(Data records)
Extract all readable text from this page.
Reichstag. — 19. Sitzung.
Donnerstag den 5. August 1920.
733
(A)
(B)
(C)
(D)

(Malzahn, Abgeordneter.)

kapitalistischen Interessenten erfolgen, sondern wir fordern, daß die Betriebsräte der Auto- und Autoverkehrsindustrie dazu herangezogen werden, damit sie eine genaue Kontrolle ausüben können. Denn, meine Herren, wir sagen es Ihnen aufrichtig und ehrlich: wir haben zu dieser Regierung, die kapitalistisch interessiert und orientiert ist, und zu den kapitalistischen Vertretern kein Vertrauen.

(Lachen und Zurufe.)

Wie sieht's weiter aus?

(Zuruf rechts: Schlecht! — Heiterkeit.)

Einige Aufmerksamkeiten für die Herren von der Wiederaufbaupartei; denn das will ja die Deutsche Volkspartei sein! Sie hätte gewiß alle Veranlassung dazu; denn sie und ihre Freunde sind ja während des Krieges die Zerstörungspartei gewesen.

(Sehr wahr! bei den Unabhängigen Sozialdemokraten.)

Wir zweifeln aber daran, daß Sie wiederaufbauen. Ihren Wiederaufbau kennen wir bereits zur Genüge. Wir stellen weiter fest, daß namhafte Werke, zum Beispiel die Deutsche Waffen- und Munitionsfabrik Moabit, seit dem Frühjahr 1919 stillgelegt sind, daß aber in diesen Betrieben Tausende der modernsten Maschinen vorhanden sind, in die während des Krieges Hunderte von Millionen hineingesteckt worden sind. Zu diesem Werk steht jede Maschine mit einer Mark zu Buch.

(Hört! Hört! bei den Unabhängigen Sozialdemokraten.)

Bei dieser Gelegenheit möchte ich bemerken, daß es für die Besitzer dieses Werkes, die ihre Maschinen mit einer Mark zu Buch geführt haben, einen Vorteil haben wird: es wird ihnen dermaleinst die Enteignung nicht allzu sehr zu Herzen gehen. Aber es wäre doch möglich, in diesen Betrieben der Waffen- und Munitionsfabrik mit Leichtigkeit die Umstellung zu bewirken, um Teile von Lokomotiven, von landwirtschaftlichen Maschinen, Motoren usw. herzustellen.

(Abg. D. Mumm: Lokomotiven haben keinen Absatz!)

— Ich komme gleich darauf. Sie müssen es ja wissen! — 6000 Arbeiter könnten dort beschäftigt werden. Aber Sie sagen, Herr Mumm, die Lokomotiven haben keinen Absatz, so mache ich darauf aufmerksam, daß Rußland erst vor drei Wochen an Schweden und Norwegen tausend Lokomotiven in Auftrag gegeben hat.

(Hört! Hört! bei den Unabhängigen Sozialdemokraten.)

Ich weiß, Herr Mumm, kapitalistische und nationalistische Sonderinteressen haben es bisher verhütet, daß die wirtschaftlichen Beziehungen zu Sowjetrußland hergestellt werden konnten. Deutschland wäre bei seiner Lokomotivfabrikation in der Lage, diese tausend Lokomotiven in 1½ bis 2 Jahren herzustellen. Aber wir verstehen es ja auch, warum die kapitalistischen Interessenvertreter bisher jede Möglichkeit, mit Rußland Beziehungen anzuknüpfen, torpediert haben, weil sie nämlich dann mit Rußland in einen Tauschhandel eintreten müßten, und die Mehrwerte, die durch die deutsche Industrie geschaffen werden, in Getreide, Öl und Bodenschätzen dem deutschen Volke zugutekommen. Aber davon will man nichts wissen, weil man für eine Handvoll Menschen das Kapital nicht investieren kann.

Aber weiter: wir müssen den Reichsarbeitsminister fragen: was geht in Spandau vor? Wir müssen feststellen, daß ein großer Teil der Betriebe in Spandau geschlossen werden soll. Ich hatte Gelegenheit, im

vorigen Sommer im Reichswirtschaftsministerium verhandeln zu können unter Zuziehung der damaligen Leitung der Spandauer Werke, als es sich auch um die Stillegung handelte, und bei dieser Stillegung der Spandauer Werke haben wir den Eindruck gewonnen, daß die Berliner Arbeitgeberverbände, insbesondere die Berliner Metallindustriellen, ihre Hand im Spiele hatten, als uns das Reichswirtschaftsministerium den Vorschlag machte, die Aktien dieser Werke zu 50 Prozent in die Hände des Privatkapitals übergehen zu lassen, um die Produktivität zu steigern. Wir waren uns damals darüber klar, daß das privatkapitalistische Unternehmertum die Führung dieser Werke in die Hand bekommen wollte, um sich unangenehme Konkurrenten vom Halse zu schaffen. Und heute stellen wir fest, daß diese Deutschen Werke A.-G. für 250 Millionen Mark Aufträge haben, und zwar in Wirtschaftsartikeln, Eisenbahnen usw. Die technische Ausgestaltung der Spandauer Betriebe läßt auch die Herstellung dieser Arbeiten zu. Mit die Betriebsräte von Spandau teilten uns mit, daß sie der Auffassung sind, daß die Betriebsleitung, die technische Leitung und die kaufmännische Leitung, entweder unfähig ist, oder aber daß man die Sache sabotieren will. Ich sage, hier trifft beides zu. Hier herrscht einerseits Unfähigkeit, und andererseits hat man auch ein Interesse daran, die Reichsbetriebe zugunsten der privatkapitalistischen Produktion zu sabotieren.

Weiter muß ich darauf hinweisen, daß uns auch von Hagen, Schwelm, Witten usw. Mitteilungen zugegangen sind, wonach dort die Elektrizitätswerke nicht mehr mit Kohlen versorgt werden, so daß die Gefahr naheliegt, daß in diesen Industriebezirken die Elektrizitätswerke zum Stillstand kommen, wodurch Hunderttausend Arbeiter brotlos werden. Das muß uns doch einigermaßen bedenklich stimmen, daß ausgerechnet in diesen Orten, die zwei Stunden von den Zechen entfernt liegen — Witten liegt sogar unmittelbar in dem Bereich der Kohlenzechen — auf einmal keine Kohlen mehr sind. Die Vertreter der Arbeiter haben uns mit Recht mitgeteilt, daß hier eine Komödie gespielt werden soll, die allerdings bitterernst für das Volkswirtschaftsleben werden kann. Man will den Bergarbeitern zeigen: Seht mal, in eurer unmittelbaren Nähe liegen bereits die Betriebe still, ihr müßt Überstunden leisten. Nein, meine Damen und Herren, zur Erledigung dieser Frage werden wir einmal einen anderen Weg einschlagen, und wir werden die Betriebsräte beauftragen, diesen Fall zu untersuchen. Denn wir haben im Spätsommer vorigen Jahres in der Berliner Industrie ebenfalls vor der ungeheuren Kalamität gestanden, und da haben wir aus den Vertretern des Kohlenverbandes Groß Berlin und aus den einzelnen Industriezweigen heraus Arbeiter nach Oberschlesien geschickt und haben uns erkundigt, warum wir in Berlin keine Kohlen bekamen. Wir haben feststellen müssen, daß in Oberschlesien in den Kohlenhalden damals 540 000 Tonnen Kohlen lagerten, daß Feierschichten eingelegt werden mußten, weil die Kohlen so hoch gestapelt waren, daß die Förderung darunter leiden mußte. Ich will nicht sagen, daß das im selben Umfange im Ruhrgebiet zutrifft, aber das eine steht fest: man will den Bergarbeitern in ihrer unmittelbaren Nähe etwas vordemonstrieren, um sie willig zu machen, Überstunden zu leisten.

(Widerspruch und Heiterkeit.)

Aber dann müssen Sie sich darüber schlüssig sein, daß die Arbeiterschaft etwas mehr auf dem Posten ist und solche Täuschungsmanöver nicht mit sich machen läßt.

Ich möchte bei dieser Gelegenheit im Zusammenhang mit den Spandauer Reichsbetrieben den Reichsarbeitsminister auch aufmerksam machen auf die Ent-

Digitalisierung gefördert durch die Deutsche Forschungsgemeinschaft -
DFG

Brief
Copy out each line above, character for character.

Reply to the task
Extract all readable text from this page.
Reichstag. — 19. Sitzung.
Donnerstag den 5. August 1920.
733
(A)
(B)
(C)
(D)

(Malzahn, Abgeordneter.)

kapitalistischen Interessenten erfolgen, sondern wir fordern, daß die Betriebsräte der Auto- und Autoverkehrsindustrie dazu herangezogen werden, damit sie eine genaue Kontrolle ausüben können. Denn, meine Herren, wir sagen es Ihnen aufrichtig und ehrlich: wir haben zu dieser Regierung, die kapitalistisch interessiert und orientiert ist, und zu den kapitalistischen Vertretern kein Vertrauen.

(Lachen und Zurufe.)

Wie sieht's weiter aus?

(Zuruf rechts: Schlecht! — Heiterkeit.)

Einige Aufmerksamkeiten für die Herren von der Wiederaufbaupartei; denn das will ja die Deutsche Volkspartei sein! Sie hätte gewiß alle Veranlassung dazu; denn sie und ihre Freunde sind ja während des Krieges die Zerstörungspartei gewesen.

(Sehr wahr! bei den Unabhängigen Sozialdemokraten.)

Wir zweifeln aber daran, daß Sie wiederaufbauen. Ihren Wiederaufbau kennen wir bereits zur Genüge. Wir stellen weiter fest, daß namhafte Werke, zum Beispiel die Deutsche Waffen- und Munitionsfabrik Moabit, seit dem Frühjahr 1919 stillgelegt sind, daß aber in diesen Betrieben Tausende der modernsten Maschinen vorhanden sind, in die während des Krieges Hunderte von Millionen hineingesteckt worden sind. Zu diesem Werk steht jede Maschine mit einer Mark zu Buch.

(Hört! Hört! bei den Unabhängigen Sozialdemokraten.)

Bei dieser Gelegenheit möchte ich bemerken, daß es für die Besitzer dieses Werkes, die ihre Maschinen mit einer Mark zu Buch geführt haben, einen Vorteil haben wird: es wird ihnen dermaleinst die Enteignung nicht allzu sehr zu Herzen gehen. Aber es wäre doch möglich, in diesen Betrieben der Waffen- und Munitionsfabrik mit Leichtigkeit die Umstellung zu bewirken, um Teile von Lokomotiven, von landwirtschaftlichen Maschinen, Motoren usw. herzustellen.

(Abg. D. Mumm: Lokomotiven haben keinen Absatz!)

— Ich komme gleich darauf. Sie müssen es ja wissen! — 6000 Arbeiter könnten dort beschäftigt werden. Aber Sie sagen, Herr Mumm, die Lokomotiven haben keinen Absatz, so mache ich darauf aufmerksam, daß Rußland erst vor drei Wochen an Schweden und Norwegen tausend Lokomotiven in Auftrag gegeben hat.

(Hört! Hört! bei den Unabhängigen Sozialdemokraten.)

Ich weiß, Herr Mumm, kapitalistische und nationalistische Sonderinteressen haben es bisher verhütet, daß die wirtschaftlichen Beziehungen zu Sowjetrußland hergestellt werden konnten. Deutschland wäre bei seiner Lokomotivfabrikation in der Lage, diese tausend Lokomotiven in 1½ bis 2 Jahren herzustellen. Aber wir verstehen es ja auch, warum die kapitalistischen Interessenvertreter bisher jede Möglichkeit, mit Rußland Beziehungen anzuknüpfen, torpediert haben, weil sie nämlich dann mit Rußland in einen Tauschhandel eintreten müßten, und die Mehrwerte, die durch die deutsche Industrie geschaffen werden, in Getreide, Öl und Bodenschätzen dem deutschen Volke zugutekommen. Aber davon will man nichts wissen, weil man für eine Handvoll Menschen das Kapital nicht investieren kann.

Aber weiter: wir müssen den Reichsarbeitsminister fragen: was geht in Spandau vor? Wir müssen feststellen, daß ein großer Teil der Betriebe in Spandau geschlossen werden soll. Ich hatte Gelegenheit, im

vorigen Sommer im Reichswirtschaftsministerium verhandeln zu können unter Zuziehung der damaligen Leitung der Spandauer Werke, als es sich auch um die Stillegung handelte, und bei dieser Stillegung der Spandauer Werke haben wir den Eindruck gewonnen, daß die Berliner Arbeitgeberverbände, insbesondere die Berliner Metallindustriellen, ihre Hand im Spiele hatten, als uns das Reichswirtschaftsministerium den Vorschlag machte, die Aktien dieser Werke zu 50 Prozent in die Hände des Privatkapitals übergehen zu lassen, um die Produktivität zu steigern. Wir waren uns damals darüber klar, daß das privatkapitalistische Unternehmertum die Führung dieser Werke in die Hand bekommen wollte, um sich unangenehme Konkurrenten vom Halse zu schaffen. Und heute stellen wir fest, daß diese Deutschen Werke A.-G. für 250 Millionen Mark Aufträge haben, und zwar in Wirtschaftsartikeln, Eisenbahnen usw. Die technische Ausgestaltung der Spandauer Betriebe läßt auch die Herstellung dieser Arbeiten zu. Mit die Betriebsräte von Spandau teilten uns mit, daß sie der Auffassung sind, daß die Betriebsleitung, die technische Leitung und die kaufmännische Leitung, entweder unfähig ist, oder aber daß man die Sache sabotieren will. Ich sage, hier trifft beides zu. Hier herrscht einerseits Unfähigkeit, und andererseits hat man auch ein Interesse daran, die Reichsbetriebe zugunsten der privatkapitalistischen Produktion zu sabotieren.

Weiter muß ich darauf hinweisen, daß uns auch von Hagen, Schwelm, Witten usw. Mitteilungen zugegangen sind, wonach dort die Elektrizitätswerke nicht mehr mit Kohlen versorgt werden, so daß die Gefahr naheliegt, daß in diesen Industriebezirken die Elektrizitätswerke zum Stillstand kommen, wodurch Hunderttausend Arbeiter brotlos werden. Das muß uns doch einigermaßen bedenklich stimmen, daß ausgerechnet in diesen Orten, die zwei Stunden von den Zechen entfernt liegen — Witten liegt sogar unmittelbar in dem Bereich der Kohlenzechen — auf einmal keine Kohlen mehr sind. Die Vertreter der Arbeiter haben uns mit Recht mitgeteilt, daß hier eine Komödie gespielt werden soll, die allerdings bitterernst für das Volkswirtschaftsleben werden kann. Man will den Bergarbeitern zeigen: Seht mal, in eurer unmittelbaren Nähe liegen bereits die Betriebe still, ihr müßt Überstunden leisten. Nein, meine Damen und Herren, zur Erledigung dieser Frage werden wir einmal einen anderen Weg einschlagen, und wir werden die Betriebsräte beauftragen, diesen Fall zu untersuchen. Denn wir haben im Spätsommer vorigen Jahres in der Berliner Industrie ebenfalls vor der ungeheuren Kalamität gestanden, und da haben wir aus den Vertretern des Kohlenverbandes Groß Berlin und aus den einzelnen Industriezweigen heraus Arbeiter nach Oberschlesien geschickt und haben uns erkundigt, warum wir in Berlin keine Kohlen bekamen. Wir haben feststellen müssen, daß in Oberschlesien in den Kohlenhalden damals 540 000 Tonnen Kohlen lagerten, daß Feierschichten eingelegt werden mußten, weil die Kohlen so hoch gestapelt waren, daß die Förderung darunter leiden mußte. Ich will nicht sagen, daß das im selben Umfange im Ruhrgebiet zutrifft, aber das eine steht fest: man will den Bergarbeitern in ihrer unmittelbaren Nähe etwas vordemonstrieren, um sie willig zu machen, Überstunden zu leisten.

(Widerspruch und Heiterkeit.)

Aber dann müssen Sie sich darüber schlüssig sein, daß die Arbeiterschaft etwas mehr auf dem Posten ist und solche Täuschungsmanöver nicht mit sich machen läßt.

Ich möchte bei dieser Gelegenheit im Zusammenhang mit den Spandauer Reichsbetrieben den Reichsarbeitsminister auch aufmerksam machen auf die Ent-

Digitalisierung gefördert durch die Deutsche Forschungsgemeinschaft -
DFG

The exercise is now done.